- DIRECTIONS -
Extract each line bearing the word "your".

- RECORDS FOR THE EXERCISE -
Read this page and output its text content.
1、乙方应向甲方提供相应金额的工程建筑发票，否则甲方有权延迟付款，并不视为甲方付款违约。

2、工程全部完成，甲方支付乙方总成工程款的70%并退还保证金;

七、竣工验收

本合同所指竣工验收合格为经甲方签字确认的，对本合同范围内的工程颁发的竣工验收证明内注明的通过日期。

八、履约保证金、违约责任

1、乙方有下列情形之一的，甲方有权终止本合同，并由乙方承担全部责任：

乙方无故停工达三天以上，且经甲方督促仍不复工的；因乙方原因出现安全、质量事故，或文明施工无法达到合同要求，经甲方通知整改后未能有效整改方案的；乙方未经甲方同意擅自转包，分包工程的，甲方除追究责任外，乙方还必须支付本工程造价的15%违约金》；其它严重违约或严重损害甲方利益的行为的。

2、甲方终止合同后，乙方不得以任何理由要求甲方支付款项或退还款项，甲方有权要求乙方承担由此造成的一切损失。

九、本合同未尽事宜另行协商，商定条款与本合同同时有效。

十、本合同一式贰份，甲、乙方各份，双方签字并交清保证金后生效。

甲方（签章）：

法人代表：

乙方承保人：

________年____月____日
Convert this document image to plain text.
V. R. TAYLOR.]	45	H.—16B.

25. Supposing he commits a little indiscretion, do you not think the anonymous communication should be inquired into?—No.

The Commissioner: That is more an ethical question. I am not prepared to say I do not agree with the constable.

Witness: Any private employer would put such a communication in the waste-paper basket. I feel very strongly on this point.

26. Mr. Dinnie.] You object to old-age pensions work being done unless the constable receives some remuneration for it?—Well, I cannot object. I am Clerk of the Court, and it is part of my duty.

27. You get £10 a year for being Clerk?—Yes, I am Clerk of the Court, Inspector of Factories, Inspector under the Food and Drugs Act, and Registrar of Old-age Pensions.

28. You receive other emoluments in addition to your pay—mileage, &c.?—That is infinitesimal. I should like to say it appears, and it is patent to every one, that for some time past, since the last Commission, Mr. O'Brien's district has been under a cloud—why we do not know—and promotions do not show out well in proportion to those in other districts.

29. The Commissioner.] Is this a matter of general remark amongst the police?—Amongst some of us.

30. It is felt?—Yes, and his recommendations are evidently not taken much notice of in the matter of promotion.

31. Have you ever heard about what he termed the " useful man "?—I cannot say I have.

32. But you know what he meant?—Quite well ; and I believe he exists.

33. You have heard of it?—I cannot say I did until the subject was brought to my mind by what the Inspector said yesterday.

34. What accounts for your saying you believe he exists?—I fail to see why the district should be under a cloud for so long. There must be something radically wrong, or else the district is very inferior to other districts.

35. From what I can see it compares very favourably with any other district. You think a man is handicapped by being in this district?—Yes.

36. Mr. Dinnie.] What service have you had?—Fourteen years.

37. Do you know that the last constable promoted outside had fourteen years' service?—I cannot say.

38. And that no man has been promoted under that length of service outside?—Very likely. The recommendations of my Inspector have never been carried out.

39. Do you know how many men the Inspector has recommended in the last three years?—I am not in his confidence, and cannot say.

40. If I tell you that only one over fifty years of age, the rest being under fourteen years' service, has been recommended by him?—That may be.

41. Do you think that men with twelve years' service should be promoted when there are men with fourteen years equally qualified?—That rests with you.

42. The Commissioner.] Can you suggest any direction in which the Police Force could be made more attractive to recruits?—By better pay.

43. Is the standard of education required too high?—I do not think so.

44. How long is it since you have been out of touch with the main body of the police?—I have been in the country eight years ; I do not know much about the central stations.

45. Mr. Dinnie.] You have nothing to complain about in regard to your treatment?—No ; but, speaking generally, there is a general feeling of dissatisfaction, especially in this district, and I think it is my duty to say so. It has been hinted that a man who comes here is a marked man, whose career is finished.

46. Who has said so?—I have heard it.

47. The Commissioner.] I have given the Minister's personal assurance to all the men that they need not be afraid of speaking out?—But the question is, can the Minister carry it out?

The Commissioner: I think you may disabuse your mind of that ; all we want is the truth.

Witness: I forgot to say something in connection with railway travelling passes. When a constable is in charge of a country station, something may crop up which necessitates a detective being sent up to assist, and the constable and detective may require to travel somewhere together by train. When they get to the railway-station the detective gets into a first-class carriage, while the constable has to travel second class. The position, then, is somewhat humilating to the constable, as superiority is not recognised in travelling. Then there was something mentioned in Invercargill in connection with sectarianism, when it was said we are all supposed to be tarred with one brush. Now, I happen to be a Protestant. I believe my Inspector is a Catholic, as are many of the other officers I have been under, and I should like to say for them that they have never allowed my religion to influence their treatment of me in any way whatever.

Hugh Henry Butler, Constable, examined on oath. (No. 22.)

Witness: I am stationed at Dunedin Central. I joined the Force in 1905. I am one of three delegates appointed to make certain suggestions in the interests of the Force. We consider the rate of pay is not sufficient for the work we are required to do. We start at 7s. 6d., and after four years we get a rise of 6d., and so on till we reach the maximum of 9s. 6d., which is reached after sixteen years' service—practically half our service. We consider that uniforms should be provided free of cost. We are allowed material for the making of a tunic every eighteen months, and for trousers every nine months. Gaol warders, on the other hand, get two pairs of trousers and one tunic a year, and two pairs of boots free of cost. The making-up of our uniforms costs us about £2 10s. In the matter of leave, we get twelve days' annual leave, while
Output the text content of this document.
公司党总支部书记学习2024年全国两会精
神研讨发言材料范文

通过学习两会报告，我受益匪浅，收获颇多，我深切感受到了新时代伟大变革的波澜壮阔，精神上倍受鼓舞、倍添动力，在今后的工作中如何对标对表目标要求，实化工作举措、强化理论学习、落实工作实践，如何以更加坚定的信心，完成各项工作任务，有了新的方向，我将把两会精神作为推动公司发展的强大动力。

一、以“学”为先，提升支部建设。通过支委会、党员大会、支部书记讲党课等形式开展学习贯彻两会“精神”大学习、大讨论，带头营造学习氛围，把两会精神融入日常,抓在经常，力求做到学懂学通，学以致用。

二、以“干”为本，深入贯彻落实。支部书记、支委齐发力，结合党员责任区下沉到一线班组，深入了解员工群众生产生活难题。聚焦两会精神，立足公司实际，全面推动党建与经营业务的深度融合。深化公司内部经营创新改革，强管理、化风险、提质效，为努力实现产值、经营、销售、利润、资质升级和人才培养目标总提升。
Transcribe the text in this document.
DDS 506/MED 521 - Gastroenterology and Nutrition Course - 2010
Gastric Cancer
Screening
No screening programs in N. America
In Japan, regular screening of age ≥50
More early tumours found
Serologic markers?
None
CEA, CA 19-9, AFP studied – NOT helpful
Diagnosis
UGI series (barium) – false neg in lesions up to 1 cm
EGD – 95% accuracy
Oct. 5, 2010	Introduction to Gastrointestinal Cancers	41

- OUTPUT -
28. You receive other emoluments in addition to your pay—mileage, &c.?—That is infinitesimal. I should like to say it appears, and it is patent to every one, that for some time past, since the last Commission, Mr. O'Brien's district has been under a cloud—why we do not know—and promotions do not show out well in proportion to those in other districts.
34. What accounts for your saying you believe he exists?—I fail to see why the district should be under a cloud for so long. There must be something radically wrong, or else the district is very inferior to other districts.
45. Mr. Dinnie.] You have nothing to complain about in regard to your treatment?—No ; but, speaking generally, there is a general feeling of dissatisfaction, especially in this district, and I think it is my duty to say so. It has been hinted that a man who comes here is a marked man, whose career is finished.
The Commissioner: I think you may disabuse your mind of that ; all we want is the truth.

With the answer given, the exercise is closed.